▶ _Available records_:
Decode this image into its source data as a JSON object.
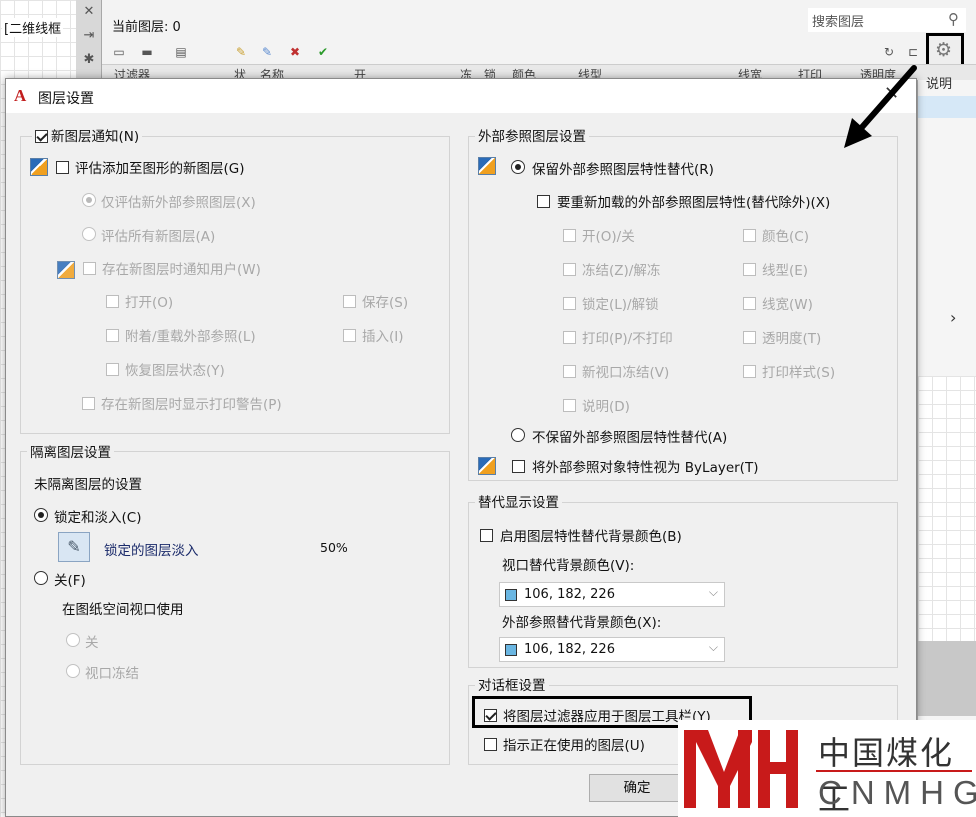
{
  "background": {
    "viewport_label": "[二维线框",
    "current_layer": "当前图层: 0",
    "search_placeholder": "搜索图层",
    "table_headers": [
      "过滤器",
      "状",
      "名称",
      "开",
      "冻",
      "锁",
      "颜色",
      "线型",
      "线宽",
      "打印",
      "透明度"
    ],
    "right_column_header": "说明"
  },
  "dialog": {
    "title": "图层设置",
    "new_layer_notify": {
      "title": "新图层通知(N)",
      "evaluate_new": "评估添加至图形的新图层(G)",
      "only_xref": "仅评估新外部参照图层(X)",
      "all_new": "评估所有新图层(A)",
      "notify_user": "存在新图层时通知用户(W)",
      "open": "打开(O)",
      "save": "保存(S)",
      "attach_reload": "附着/重载外部参照(L)",
      "insert": "插入(I)",
      "restore_state": "恢复图层状态(Y)",
      "plot_warning": "存在新图层时显示打印警告(P)"
    },
    "isolate": {
      "title": "隔离图层设置",
      "unisolated_label": "未隔离图层的设置",
      "lock_fade": "锁定和淡入(C)",
      "locked_fade_label": "锁定的图层淡入",
      "locked_fade_value": "50%",
      "off": "关(F)",
      "paper_space_label": "在图纸空间视口使用",
      "ps_off": "关",
      "ps_vp_freeze": "视口冻结"
    },
    "xref": {
      "title": "外部参照图层设置",
      "retain": "保留外部参照图层特性替代(R)",
      "reload": "要重新加载的外部参照图层特性(替代除外)(X)",
      "props_left": [
        "开(O)/关",
        "冻结(Z)/解冻",
        "锁定(L)/解锁",
        "打印(P)/不打印",
        "新视口冻结(V)",
        "说明(D)"
      ],
      "props_right": [
        "颜色(C)",
        "线型(E)",
        "线宽(W)",
        "透明度(T)",
        "打印样式(S)"
      ],
      "no_retain": "不保留外部参照图层特性替代(A)",
      "bylayer": "将外部参照对象特性视为 ByLayer(T)"
    },
    "override_display": {
      "title": "替代显示设置",
      "enable_bg": "启用图层特性替代背景颜色(B)",
      "vp_bg_label": "视口替代背景颜色(V):",
      "vp_bg_value": "106, 182, 226",
      "xref_bg_label": "外部参照替代背景颜色(X):",
      "xref_bg_value": "106, 182, 226",
      "swatch_color": "#6ab6e2"
    },
    "dialog_settings": {
      "title": "对话框设置",
      "apply_filter": "将图层过滤器应用于图层工具栏(Y)",
      "indicate_in_use": "指示正在使用的图层(U)"
    },
    "ok_button": "确定"
  },
  "watermark": {
    "logo": "MH",
    "cn": "中国煤化工",
    "en": "CNMHG"
  }
}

▶ _Directions_:
The pictures should not appear in the copy; every other part of the records above must be returned exactly.

▶ _Full output_:
Decode this image into its source data as a JSON object.
{
  "background": {
    "viewport_label": "[二维线框",
    "current_layer": "当前图层: 0",
    "search_placeholder": "搜索图层",
    "table_headers": [
      "过滤器",
      "状",
      "名称",
      "开",
      "冻",
      "锁",
      "颜色",
      "线型",
      "线宽",
      "打印",
      "透明度"
    ],
    "right_column_header": "说明"
  },
  "dialog": {
    "title": "图层设置",
    "new_layer_notify": {
      "title": "新图层通知(N)",
      "evaluate_new": "评估添加至图形的新图层(G)",
      "only_xref": "仅评估新外部参照图层(X)",
      "all_new": "评估所有新图层(A)",
      "notify_user": "存在新图层时通知用户(W)",
      "open": "打开(O)",
      "save": "保存(S)",
      "attach_reload": "附着/重载外部参照(L)",
      "insert": "插入(I)",
      "restore_state": "恢复图层状态(Y)",
      "plot_warning": "存在新图层时显示打印警告(P)"
    },
    "isolate": {
      "title": "隔离图层设置",
      "unisolated_label": "未隔离图层的设置",
      "lock_fade": "锁定和淡入(C)",
      "locked_fade_label": "锁定的图层淡入",
      "locked_fade_value": "50%",
      "off": "关(F)",
      "paper_space_label": "在图纸空间视口使用",
      "ps_off": "关",
      "ps_vp_freeze": "视口冻结"
    },
    "xref": {
      "title": "外部参照图层设置",
      "retain": "保留外部参照图层特性替代(R)",
      "reload": "要重新加载的外部参照图层特性(替代除外)(X)",
      "props_left": [
        "开(O)/关",
        "冻结(Z)/解冻",
        "锁定(L)/解锁",
        "打印(P)/不打印",
        "新视口冻结(V)",
        "说明(D)"
      ],
      "props_right": [
        "颜色(C)",
        "线型(E)",
        "线宽(W)",
        "透明度(T)",
        "打印样式(S)"
      ],
      "no_retain": "不保留外部参照图层特性替代(A)",
      "bylayer": "将外部参照对象特性视为 ByLayer(T)"
    },
    "override_display": {
      "title": "替代显示设置",
      "enable_bg": "启用图层特性替代背景颜色(B)",
      "vp_bg_label": "视口替代背景颜色(V):",
      "vp_bg_value": "106, 182, 226",
      "xref_bg_label": "外部参照替代背景颜色(X):",
      "xref_bg_value": "106, 182, 226",
      "swatch_color": "#6ab6e2"
    },
    "dialog_settings": {
      "title": "对话框设置",
      "apply_filter": "将图层过滤器应用于图层工具栏(Y)",
      "indicate_in_use": "指示正在使用的图层(U)"
    },
    "ok_button": "确定"
  },
  "watermark": {
    "logo": "MH",
    "cn": "中国煤化工",
    "en": "CNMHG"
  }
}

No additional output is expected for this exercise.